- **AIM OF THE EXERCISE**
Reproduce each record below exactly as written.

+--

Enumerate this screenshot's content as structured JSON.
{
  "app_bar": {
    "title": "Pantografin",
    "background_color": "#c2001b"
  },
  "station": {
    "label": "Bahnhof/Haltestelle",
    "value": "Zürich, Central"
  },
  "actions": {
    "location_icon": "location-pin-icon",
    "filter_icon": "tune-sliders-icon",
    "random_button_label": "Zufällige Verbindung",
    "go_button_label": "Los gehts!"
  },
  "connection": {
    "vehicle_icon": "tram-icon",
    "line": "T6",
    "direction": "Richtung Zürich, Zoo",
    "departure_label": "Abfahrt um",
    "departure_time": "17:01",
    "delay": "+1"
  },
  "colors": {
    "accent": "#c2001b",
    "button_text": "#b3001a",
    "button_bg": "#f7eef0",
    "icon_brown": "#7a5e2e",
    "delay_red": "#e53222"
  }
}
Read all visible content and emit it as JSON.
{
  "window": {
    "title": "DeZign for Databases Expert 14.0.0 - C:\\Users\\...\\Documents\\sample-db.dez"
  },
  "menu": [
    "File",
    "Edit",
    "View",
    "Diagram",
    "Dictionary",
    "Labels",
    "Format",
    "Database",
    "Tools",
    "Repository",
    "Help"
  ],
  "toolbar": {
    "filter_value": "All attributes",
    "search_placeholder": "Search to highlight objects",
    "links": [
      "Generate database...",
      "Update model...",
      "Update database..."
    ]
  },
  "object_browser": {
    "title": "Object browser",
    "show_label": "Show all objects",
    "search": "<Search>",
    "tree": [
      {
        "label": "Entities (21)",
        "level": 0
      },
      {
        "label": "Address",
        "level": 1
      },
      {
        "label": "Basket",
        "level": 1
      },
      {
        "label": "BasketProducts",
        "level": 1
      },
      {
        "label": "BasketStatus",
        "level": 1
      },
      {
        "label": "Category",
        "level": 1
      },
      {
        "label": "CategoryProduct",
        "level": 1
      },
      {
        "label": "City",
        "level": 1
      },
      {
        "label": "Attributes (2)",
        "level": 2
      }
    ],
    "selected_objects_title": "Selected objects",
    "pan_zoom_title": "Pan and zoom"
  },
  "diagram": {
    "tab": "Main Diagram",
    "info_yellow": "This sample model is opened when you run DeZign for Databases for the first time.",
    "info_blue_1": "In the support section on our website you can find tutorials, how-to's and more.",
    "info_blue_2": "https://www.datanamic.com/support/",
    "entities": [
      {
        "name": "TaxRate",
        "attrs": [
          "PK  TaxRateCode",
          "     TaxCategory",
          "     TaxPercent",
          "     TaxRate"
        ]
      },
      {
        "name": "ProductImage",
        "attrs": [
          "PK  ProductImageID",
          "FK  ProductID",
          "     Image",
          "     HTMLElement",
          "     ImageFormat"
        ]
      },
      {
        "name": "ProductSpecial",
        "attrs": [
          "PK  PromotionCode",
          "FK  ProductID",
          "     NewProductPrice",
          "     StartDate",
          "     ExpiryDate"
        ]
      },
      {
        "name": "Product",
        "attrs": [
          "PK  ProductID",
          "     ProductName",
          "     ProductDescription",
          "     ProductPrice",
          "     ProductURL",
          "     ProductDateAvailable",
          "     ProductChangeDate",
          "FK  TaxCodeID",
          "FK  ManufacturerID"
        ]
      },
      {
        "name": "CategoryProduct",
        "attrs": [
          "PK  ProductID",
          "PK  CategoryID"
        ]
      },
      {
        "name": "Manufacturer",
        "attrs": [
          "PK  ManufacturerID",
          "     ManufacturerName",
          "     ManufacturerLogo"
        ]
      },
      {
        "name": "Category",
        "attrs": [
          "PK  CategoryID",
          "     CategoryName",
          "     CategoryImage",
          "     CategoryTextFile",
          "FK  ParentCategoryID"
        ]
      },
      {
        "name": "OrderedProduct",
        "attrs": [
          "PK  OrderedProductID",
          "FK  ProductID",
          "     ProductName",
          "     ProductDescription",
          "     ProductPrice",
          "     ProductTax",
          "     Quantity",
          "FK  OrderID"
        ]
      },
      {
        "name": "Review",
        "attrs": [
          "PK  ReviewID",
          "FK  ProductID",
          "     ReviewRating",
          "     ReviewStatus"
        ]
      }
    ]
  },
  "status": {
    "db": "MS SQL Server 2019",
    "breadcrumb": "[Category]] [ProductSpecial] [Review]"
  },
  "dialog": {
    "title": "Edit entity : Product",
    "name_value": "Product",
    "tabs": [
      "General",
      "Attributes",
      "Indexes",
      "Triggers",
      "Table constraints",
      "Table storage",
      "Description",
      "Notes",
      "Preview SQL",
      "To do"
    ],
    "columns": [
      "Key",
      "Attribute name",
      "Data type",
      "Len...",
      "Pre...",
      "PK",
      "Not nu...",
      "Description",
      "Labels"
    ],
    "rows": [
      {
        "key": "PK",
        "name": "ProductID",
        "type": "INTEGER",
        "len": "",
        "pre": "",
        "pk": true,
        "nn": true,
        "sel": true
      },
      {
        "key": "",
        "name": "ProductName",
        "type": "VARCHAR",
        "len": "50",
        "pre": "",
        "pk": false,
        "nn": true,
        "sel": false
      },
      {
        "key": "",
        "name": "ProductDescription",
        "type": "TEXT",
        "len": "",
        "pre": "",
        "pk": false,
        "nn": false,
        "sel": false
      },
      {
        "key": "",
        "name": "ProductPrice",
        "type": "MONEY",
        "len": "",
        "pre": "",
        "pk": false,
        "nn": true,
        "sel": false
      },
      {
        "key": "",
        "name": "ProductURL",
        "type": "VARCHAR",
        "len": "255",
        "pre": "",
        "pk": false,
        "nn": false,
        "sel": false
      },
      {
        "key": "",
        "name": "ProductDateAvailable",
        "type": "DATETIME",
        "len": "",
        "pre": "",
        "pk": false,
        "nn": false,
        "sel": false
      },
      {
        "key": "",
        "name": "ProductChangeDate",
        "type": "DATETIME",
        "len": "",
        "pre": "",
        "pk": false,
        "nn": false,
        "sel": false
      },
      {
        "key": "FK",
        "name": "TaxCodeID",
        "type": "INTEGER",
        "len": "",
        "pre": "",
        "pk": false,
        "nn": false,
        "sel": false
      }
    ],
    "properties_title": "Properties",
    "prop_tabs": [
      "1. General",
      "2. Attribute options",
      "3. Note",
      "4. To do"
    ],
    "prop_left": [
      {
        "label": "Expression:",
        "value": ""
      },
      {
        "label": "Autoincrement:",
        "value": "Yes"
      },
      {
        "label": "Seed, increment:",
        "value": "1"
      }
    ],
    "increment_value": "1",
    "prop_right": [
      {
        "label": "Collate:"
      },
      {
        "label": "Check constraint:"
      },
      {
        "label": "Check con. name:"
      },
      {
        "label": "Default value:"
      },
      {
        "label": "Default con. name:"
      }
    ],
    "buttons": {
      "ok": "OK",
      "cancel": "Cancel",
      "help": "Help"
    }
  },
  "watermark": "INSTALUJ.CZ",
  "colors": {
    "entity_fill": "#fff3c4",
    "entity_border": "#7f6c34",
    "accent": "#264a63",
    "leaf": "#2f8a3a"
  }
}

+--

- **RESULT**
Enumerate this screenshot's content as structured JSON.
{
  "app_bar": {
    "title": "Pantografin",
    "background_color": "#c2001b"
  },
  "station": {
    "label": "Bahnhof/Haltestelle",
    "value": "Zürich, Central"
  },
  "actions": {
    "location_icon": "location-pin-icon",
    "filter_icon": "tune-sliders-icon",
    "random_button_label": "Zufällige Verbindung",
    "go_button_label": "Los gehts!"
  },
  "connection": {
    "vehicle_icon": "tram-icon",
    "line": "T6",
    "direction": "Richtung Zürich, Zoo",
    "departure_label": "Abfahrt um",
    "departure_time": "17:01",
    "delay": "+1"
  },
  "colors": {
    "accent": "#c2001b",
    "button_text": "#b3001a",
    "button_bg": "#f7eef0",
    "icon_brown": "#7a5e2e",
    "delay_red": "#e53222"
  }
}
Read all visible content and emit it as JSON.
{
  "window": {
    "title": "DeZign for Databases Expert 14.0.0 - C:\\Users\\...\\Documents\\sample-db.dez"
  },
  "menu": [
    "File",
    "Edit",
    "View",
    "Diagram",
    "Dictionary",
    "Labels",
    "Format",
    "Database",
    "Tools",
    "Repository",
    "Help"
  ],
  "toolbar": {
    "filter_value": "All attributes",
    "search_placeholder": "Search to highlight objects",
    "links": [
      "Generate database...",
      "Update model...",
      "Update database..."
    ]
  },
  "object_browser": {
    "title": "Object browser",
    "show_label": "Show all objects",
    "search": "<Search>",
    "tree": [
      {
        "label": "Entities (21)",
        "level": 0
      },
      {
        "label": "Address",
        "level": 1
      },
      {
        "label": "Basket",
        "level": 1
      },
      {
        "label": "BasketProducts",
        "level": 1
      },
      {
        "label": "BasketStatus",
        "level": 1
      },
      {
        "label": "Category",
        "level": 1
      },
      {
        "label": "CategoryProduct",
        "level": 1
      },
      {
        "label": "City",
        "level": 1
      },
      {
        "label": "Attributes (2)",
        "level": 2
      }
    ],
    "selected_objects_title": "Selected objects",
    "pan_zoom_title": "Pan and zoom"
  },
  "diagram": {
    "tab": "Main Diagram",
    "info_yellow": "This sample model is opened when you run DeZign for Databases for the first time.",
    "info_blue_1": "In the support section on our website you can find tutorials, how-to's and more.",
    "info_blue_2": "https://www.datanamic.com/support/",
    "entities": [
      {
        "name": "TaxRate",
        "attrs": [
          "PK  TaxRateCode",
          "     TaxCategory",
          "     TaxPercent",
          "     TaxRate"
        ]
      },
      {
        "name": "ProductImage",
        "attrs": [
          "PK  ProductImageID",
          "FK  ProductID",
          "     Image",
          "     HTMLElement",
          "     ImageFormat"
        ]
      },
      {
        "name": "ProductSpecial",
        "attrs": [
          "PK  PromotionCode",
          "FK  ProductID",
          "     NewProductPrice",
          "     StartDate",
          "     ExpiryDate"
        ]
      },
      {
        "name": "Product",
        "attrs": [
          "PK  ProductID",
          "     ProductName",
          "     ProductDescription",
          "     ProductPrice",
          "     ProductURL",
          "     ProductDateAvailable",
          "     ProductChangeDate",
          "FK  TaxCodeID",
          "FK  ManufacturerID"
        ]
      },
      {
        "name": "CategoryProduct",
        "attrs": [
          "PK  ProductID",
          "PK  CategoryID"
        ]
      },
      {
        "name": "Manufacturer",
        "attrs": [
          "PK  ManufacturerID",
          "     ManufacturerName",
          "     ManufacturerLogo"
        ]
      },
      {
        "name": "Category",
        "attrs": [
          "PK  CategoryID",
          "     CategoryName",
          "     CategoryImage",
          "     CategoryTextFile",
          "FK  ParentCategoryID"
        ]
      },
      {
        "name": "OrderedProduct",
        "attrs": [
          "PK  OrderedProductID",
          "FK  ProductID",
          "     ProductName",
          "     ProductDescription",
          "     ProductPrice",
          "     ProductTax",
          "     Quantity",
          "FK  OrderID"
        ]
      },
      {
        "name": "Review",
        "attrs": [
          "PK  ReviewID",
          "FK  ProductID",
          "     ReviewRating",
          "     ReviewStatus"
        ]
      }
    ]
  },
  "status": {
    "db": "MS SQL Server 2019",
    "breadcrumb": "[Category]] [ProductSpecial] [Review]"
  },
  "dialog": {
    "title": "Edit entity : Product",
    "name_value": "Product",
    "tabs": [
      "General",
      "Attributes",
      "Indexes",
      "Triggers",
      "Table constraints",
      "Table storage",
      "Description",
      "Notes",
      "Preview SQL",
      "To do"
    ],
    "columns": [
      "Key",
      "Attribute name",
      "Data type",
      "Len...",
      "Pre...",
      "PK",
      "Not nu...",
      "Description",
      "Labels"
    ],
    "rows": [
      {
        "key": "PK",
        "name": "ProductID",
        "type": "INTEGER",
        "len": "",
        "pre": "",
        "pk": true,
        "nn": true,
        "sel": true
      },
      {
        "key": "",
        "name": "ProductName",
        "type": "VARCHAR",
        "len": "50",
        "pre": "",
        "pk": false,
        "nn": true,
        "sel": false
      },
      {
        "key": "",
        "name": "ProductDescription",
        "type": "TEXT",
        "len": "",
        "pre": "",
        "pk": false,
        "nn": false,
        "sel": false
      },
      {
        "key": "",
        "name": "ProductPrice",
        "type": "MONEY",
        "len": "",
        "pre": "",
        "pk": false,
        "nn": true,
        "sel": false
      },
      {
        "key": "",
        "name": "ProductURL",
        "type": "VARCHAR",
        "len": "255",
        "pre": "",
        "pk": false,
        "nn": false,
        "sel": false
      },
      {
        "key": "",
        "name": "ProductDateAvailable",
        "type": "DATETIME",
        "len": "",
        "pre": "",
        "pk": false,
        "nn": false,
        "sel": false
      },
      {
        "key": "",
        "name": "ProductChangeDate",
        "type": "DATETIME",
        "len": "",
        "pre": "",
        "pk": false,
        "nn": false,
        "sel": false
      },
      {
        "key": "FK",
        "name": "TaxCodeID",
        "type": "INTEGER",
        "len": "",
        "pre": "",
        "pk": false,
        "nn": false,
        "sel": false
      }
    ],
    "properties_title": "Properties",
    "prop_tabs": [
      "1. General",
      "2. Attribute options",
      "3. Note",
      "4. To do"
    ],
    "prop_left": [
      {
        "label": "Expression:",
        "value": ""
      },
      {
        "label": "Autoincrement:",
        "value": "Yes"
      },
      {
        "label": "Seed, increment:",
        "value": "1"
      }
    ],
    "increment_value": "1",
    "prop_right": [
      {
        "label": "Collate:"
      },
      {
        "label": "Check constraint:"
      },
      {
        "label": "Check con. name:"
      },
      {
        "label": "Default value:"
      },
      {
        "label": "Default con. name:"
      }
    ],
    "buttons": {
      "ok": "OK",
      "cancel": "Cancel",
      "help": "Help"
    }
  },
  "watermark": "INSTALUJ.CZ",
  "colors": {
    "entity_fill": "#fff3c4",
    "entity_border": "#7f6c34",
    "accent": "#264a63",
    "leaf": "#2f8a3a"
  }
}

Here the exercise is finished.